━━━ Supplied passage ━━━

LOAD CSV

Overview

LOAD CSV statement has two forms:

Dump CSV form reads a CSV file and returns each row as a map. Use this to preview a file.
Import from CSV form writes each CSV row straight into the current graph as a node or edge. Use this to load data. Large files are streamed in batches.

Both forms read a local filesystem path, a file:// URI, or an http(s):// URL. Other remote schemes (s3://, ftp://, ...) are not supported.

Syntax
<load csv statement> ::= 
  "LOAD CSV FROM" <single-quoted file source> { <dump csv> | <import csv> }

<dump csv> ::=
  [ "AS" <row variable> ]
  [ "WITH HEADER" [ "DELIMITER" <character> [ "QUOTE" <character> ] ] ]

<import csv> ::=
  "WITH HEADER" [ "DELIMITER" <character> [ "QUOTE" <character> ] ]
  "INTO" <label name>
  [ "EDGE FROM" <label name> "(" <column> ")" "TO" <label name> "(" <column> ")" ]
  [ "MAPPING" "(" <property mapping> { "," ... } ")" ]

<property mapping> ::= <property> ":" <column> [ "AS" <type> ]

Details

<row variable> defaults to row when AS is omitted.
With WITH HEADER, the first row is consumed as column names and each subsequent row is keyed by those names. Without WITH HEADER, each row is keyed positionally: col0, col1, ... .
DELIMITER accepts a single character (e.g. ',', ';', '\t'). QUOTE accepts the double quote (") as the field-quote character.
About the file source:
- Path resolution: absolute paths (/data/users.csv) and file:/// URIs are used as-is. Relative paths resolve against the server process's working directory, the directory the database was launched from, not the .gdb data folder. Prefer absolute paths in production.
- HTTP(S) sources are streamed directly into the CSV reader (no temp file). Connect, TLS-handshake, and response-header waits are bounded (30 s, 30 s, 60 s); the body itself streams without a total deadline and is cancelled if the query is cancelled. Non-200 responses fail the statement with the HTTP status.

━━━

Aim 1: Which two remote schemes does the LOAD CSV documentation name as unsupported?
Aim 2: Continue the LOAD CSV documentation from its last sentence.
The listing has no connection to the LOAD CSV documentation.

━━━ Data lines ━━━

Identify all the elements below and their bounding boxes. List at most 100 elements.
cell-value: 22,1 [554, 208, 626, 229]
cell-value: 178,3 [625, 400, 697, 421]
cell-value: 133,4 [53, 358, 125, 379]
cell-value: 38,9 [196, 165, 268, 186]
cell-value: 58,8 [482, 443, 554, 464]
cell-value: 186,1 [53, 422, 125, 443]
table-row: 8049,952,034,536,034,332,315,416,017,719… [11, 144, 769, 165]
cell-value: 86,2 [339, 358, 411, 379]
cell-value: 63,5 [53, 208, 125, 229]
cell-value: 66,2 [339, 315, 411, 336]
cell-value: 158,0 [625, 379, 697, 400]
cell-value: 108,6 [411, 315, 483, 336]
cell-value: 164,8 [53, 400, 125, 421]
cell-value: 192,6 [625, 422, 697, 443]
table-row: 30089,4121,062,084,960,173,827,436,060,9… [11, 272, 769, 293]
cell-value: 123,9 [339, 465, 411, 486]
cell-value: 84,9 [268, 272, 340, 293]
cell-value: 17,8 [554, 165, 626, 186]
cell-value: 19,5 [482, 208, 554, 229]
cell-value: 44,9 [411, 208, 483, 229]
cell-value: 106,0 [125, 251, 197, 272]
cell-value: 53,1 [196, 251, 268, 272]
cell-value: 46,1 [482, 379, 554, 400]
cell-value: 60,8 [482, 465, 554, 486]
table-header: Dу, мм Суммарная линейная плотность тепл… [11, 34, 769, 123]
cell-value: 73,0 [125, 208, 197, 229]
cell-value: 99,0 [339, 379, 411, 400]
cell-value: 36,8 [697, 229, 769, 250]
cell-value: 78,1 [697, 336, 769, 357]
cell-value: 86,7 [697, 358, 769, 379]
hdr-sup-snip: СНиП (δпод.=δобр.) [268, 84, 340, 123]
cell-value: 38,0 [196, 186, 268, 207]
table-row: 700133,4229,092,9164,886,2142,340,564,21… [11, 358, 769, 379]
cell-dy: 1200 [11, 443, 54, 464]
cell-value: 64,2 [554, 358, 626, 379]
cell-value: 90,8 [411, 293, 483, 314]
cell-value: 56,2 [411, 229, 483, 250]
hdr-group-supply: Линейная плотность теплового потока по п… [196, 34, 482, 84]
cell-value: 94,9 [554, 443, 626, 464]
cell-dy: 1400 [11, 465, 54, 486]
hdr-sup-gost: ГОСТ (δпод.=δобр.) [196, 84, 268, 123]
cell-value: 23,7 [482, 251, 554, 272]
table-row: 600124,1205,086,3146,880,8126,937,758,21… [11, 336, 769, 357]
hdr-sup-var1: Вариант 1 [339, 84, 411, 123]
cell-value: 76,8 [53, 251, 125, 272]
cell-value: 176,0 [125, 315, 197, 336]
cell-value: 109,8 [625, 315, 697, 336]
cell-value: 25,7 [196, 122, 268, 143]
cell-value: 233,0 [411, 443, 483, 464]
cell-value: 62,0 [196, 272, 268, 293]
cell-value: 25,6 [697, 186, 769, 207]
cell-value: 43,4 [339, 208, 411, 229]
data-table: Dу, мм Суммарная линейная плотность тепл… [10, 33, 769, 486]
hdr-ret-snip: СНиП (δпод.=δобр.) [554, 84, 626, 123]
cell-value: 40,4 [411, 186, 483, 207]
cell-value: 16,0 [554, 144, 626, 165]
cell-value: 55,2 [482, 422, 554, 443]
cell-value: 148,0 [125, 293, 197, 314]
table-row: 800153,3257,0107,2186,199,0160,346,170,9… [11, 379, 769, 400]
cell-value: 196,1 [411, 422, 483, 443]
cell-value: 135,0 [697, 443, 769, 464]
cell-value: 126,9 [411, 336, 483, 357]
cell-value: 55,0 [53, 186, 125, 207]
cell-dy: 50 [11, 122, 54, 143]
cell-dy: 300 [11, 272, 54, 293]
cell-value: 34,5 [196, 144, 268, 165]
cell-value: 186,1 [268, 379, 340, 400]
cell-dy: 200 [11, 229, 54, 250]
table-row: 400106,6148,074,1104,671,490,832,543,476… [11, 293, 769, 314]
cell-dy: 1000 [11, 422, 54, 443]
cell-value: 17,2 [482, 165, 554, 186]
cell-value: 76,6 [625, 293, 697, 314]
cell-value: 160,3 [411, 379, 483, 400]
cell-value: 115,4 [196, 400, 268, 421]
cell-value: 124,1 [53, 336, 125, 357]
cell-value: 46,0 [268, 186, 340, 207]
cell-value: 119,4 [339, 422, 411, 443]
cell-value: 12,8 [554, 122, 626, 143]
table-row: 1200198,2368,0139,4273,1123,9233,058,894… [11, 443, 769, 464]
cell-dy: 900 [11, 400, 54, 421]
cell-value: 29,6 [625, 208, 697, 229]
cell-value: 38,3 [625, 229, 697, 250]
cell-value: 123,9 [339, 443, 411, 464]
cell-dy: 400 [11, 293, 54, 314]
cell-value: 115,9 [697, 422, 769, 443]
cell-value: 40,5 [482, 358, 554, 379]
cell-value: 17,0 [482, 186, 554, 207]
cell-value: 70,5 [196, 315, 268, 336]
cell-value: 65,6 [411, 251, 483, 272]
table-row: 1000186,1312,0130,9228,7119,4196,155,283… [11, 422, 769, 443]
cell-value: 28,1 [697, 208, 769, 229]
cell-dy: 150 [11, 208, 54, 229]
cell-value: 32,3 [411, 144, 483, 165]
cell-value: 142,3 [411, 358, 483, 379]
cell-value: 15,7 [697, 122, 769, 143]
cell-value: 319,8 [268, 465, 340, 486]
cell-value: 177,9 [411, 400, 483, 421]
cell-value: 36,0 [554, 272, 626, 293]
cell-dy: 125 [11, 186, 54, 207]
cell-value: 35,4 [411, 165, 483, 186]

━━━

Expected output 1: s3:// and ftp://

Expected output 2:
Example CSVs

user.csv
_id,name,balance,risk_score,is_mule
USR_000000,David Brown,16625.7,0.86,true
USR_000001,James Johnson,62870.63,0.76,true
USR_000002,Jane Brown,17065.87,0.85,true

transfers.csv
_from,_to,amount,is_suspicious,timestamp
USR_000000,USR_000002,3384.45,false,2024-01-27T19:19:00Z
USR_000001,USR_000000,4353.22,true,2024-01-25T06:18:00Z
USR_000000,USR_000001,2482.13,false,2024-01-30T15:27:00Z
USR_000001,USR_000002,4050.61,false,2024-01-28T01:02:00

Dump CSV to Inspect Rows

Read a CSV file with no header. Each row is returned as a map keyed positionally (col0, col1, ...) under a single column named row (the default variable):

GQL
LOAD CSV FROM 'data/users.csv'

Result:

JSON
[
  {
    "row": {
      "col2": "balance",
      "col3": "risk_score",
      "col4": "is_mule",
      "col0": "_id",
      "col1": "name"
    }
  },
  {
    "row": {
      "col0": "USR_000000",
      "col1": "David Brown",
      "col2": "16625.7",
      "col3": "0.86",
      "col4": "true"
    }
  },
  {
    "row": {
      "col0": "USR_000001",
      "col1": "James Johnson",
      "col2": "62870.63",
      "col3": "0.76",
      "col4": "true"
    }
  },
  {
    "row": {
      "col3": "0.85",
      "col4": "true",
      "col0": "USR_000002",
      "col1": "Jane Brown",
      "col2": "17065.87"
    }
  }
]

Read a CSV file with a header so the map is keyed by column name:

GQL
LOAD CSV FROM 'data/users.csv' WITH HEADER

Result:

JSON
[
  {
    "row": {
      "_id": "USR_000000",
      "name": "David Brown",
      "balance": "16625.7",
      "risk_score": "0.86",
      "is_mule": "true"
    }
  },
  {
    "row": {
      "_id": "USR_000001",
      "name": "James Johnson",
      "balance": "62870.63",
      "risk_score": "0.76",
      "is_mule": "true"
    }
  },
  {
    "row": {
      "_id": "USR_000002",
      "name": "Jane Brown",
      "balance": "17065.87",
      "risk_score": "0.85",
      "is_mule": "true"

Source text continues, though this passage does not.